Exercise requirements =>
Across the whole listing, filter for the string "Research" and copy every line that has it.

Records for the task =>
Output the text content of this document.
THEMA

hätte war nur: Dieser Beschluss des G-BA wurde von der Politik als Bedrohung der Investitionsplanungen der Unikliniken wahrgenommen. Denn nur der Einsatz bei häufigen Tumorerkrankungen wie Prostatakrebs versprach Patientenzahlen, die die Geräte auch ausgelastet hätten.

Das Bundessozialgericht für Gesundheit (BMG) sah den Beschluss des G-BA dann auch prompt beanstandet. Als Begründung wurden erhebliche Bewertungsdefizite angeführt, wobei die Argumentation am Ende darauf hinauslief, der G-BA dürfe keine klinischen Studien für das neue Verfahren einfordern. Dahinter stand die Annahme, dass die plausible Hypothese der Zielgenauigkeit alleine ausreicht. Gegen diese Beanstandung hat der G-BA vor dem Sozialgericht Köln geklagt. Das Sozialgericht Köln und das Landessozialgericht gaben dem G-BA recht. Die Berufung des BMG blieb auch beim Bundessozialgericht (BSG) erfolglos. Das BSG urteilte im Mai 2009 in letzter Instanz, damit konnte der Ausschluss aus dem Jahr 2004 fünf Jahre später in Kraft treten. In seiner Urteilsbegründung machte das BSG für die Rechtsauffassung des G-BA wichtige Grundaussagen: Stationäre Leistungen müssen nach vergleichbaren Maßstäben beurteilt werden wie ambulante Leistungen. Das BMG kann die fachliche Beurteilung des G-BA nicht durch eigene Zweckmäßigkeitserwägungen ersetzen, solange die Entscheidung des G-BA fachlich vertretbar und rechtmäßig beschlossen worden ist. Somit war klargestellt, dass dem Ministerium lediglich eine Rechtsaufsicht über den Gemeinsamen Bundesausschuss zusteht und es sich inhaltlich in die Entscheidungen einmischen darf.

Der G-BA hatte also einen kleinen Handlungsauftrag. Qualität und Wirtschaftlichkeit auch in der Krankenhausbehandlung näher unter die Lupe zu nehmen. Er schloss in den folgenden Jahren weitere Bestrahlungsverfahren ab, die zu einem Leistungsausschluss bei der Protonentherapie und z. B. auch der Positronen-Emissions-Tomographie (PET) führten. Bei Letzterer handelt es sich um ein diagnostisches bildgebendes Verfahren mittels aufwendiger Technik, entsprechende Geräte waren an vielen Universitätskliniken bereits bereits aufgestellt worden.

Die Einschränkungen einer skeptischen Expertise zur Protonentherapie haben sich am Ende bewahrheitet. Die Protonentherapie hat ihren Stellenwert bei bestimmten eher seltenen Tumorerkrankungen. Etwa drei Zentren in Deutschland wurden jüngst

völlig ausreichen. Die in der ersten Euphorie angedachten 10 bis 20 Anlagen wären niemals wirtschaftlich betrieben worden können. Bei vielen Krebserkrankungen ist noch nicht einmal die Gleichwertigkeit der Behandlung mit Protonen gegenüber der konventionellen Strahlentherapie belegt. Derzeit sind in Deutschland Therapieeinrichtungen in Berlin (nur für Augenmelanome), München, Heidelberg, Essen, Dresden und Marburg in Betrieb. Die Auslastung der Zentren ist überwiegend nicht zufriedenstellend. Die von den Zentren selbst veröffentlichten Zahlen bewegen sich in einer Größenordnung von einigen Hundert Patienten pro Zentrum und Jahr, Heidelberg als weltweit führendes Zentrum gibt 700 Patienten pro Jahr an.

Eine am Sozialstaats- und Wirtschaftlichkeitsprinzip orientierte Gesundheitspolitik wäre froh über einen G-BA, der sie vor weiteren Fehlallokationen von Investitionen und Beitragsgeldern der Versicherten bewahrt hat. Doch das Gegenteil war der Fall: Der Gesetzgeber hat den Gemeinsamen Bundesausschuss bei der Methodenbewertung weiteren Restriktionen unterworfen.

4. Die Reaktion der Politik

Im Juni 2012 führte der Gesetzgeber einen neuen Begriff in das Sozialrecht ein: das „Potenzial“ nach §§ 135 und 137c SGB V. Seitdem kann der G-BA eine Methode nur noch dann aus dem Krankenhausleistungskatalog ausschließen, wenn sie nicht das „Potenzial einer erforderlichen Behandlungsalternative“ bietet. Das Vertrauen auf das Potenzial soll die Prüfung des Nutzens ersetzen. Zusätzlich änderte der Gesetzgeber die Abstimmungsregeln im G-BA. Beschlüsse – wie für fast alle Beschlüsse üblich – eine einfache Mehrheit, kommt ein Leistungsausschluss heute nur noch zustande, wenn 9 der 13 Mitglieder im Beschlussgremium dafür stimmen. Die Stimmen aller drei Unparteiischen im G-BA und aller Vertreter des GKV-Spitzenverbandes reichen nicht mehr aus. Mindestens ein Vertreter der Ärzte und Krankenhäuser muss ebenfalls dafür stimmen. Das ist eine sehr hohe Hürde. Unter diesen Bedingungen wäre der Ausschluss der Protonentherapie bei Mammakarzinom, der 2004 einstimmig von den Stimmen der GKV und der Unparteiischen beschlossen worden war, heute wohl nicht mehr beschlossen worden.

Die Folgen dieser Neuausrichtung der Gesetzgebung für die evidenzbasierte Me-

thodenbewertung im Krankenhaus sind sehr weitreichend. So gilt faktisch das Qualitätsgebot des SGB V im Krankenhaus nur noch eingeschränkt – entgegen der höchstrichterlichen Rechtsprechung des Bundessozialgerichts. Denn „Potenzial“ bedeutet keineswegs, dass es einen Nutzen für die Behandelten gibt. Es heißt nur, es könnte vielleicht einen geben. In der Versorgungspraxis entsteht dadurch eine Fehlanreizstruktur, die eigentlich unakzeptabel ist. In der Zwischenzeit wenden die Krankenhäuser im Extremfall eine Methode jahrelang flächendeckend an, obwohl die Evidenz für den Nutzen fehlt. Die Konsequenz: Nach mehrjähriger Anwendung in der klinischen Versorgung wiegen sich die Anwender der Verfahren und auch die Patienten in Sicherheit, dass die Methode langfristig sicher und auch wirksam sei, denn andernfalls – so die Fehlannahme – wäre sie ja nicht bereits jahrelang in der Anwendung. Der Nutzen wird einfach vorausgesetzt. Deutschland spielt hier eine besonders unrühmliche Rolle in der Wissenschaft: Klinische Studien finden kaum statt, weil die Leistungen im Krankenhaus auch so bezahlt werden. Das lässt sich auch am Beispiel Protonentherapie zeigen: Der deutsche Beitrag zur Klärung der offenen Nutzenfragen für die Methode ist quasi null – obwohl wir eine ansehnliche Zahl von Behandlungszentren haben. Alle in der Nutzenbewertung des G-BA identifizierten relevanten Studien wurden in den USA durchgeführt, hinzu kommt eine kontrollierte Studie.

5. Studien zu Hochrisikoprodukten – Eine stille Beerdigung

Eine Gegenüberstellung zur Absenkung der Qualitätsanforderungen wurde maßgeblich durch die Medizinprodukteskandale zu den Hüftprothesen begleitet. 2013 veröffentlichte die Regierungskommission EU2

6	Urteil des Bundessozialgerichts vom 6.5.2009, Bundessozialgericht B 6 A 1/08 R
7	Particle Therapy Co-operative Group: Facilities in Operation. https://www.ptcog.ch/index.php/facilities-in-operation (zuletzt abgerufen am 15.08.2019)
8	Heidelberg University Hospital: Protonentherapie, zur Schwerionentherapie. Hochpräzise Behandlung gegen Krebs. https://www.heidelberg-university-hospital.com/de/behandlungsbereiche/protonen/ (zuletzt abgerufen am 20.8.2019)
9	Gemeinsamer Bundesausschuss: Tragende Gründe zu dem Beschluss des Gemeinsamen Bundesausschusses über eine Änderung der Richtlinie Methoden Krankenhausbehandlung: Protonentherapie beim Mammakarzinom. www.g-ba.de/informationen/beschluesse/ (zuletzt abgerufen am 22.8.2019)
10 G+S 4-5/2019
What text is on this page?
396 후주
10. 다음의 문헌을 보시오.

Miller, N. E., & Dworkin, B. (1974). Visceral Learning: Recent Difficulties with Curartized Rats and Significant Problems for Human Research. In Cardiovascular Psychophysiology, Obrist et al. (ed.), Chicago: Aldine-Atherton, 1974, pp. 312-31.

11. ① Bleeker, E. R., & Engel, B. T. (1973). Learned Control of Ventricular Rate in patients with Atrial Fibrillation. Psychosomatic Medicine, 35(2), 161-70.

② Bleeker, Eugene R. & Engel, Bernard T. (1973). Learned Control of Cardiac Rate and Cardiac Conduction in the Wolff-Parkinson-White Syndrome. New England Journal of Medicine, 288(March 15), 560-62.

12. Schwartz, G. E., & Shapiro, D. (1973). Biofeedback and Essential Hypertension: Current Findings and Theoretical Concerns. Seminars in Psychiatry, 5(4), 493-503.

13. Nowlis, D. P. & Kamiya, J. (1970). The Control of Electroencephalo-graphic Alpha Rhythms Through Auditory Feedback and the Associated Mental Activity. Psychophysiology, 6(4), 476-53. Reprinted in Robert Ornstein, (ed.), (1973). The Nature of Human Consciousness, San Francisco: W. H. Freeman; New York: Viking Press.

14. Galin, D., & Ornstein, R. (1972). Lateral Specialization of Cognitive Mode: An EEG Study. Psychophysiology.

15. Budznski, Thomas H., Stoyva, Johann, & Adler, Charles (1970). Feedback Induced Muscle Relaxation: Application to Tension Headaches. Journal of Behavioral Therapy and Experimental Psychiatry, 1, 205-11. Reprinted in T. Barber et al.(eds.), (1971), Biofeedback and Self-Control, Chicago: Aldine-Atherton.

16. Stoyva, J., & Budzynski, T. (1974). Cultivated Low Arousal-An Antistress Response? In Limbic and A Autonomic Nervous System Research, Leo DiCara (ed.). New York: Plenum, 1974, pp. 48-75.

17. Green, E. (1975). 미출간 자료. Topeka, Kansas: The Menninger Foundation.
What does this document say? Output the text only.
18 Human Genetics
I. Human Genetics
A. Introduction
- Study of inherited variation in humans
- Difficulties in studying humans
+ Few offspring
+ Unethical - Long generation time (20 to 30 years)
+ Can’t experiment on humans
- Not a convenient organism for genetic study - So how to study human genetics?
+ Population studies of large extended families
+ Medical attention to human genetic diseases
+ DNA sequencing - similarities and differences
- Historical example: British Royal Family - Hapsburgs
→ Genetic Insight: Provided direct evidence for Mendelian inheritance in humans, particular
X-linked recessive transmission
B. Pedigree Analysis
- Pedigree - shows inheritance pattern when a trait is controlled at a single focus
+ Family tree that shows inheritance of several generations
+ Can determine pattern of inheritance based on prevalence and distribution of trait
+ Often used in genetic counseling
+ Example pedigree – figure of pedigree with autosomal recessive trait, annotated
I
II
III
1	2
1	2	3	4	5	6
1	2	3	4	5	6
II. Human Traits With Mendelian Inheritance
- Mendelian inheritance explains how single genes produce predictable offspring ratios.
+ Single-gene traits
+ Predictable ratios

Answer for the task =>
Miller, N. E., & Dworkin, B. (1974). Visceral Learning: Recent Difficulties with Curartized Rats and Significant Problems for Human Research. In Cardiovascular Psychophysiology, Obrist et al. (ed.), Chicago: Aldine-Atherton, 1974, pp. 312-31.
16. Stoyva, J., & Budzynski, T. (1974). Cultivated Low Arousal-An Antistress Response? In Limbic and A Autonomic Nervous System Research, Leo DiCara (ed.). New York: Plenum, 1974, pp. 48-75.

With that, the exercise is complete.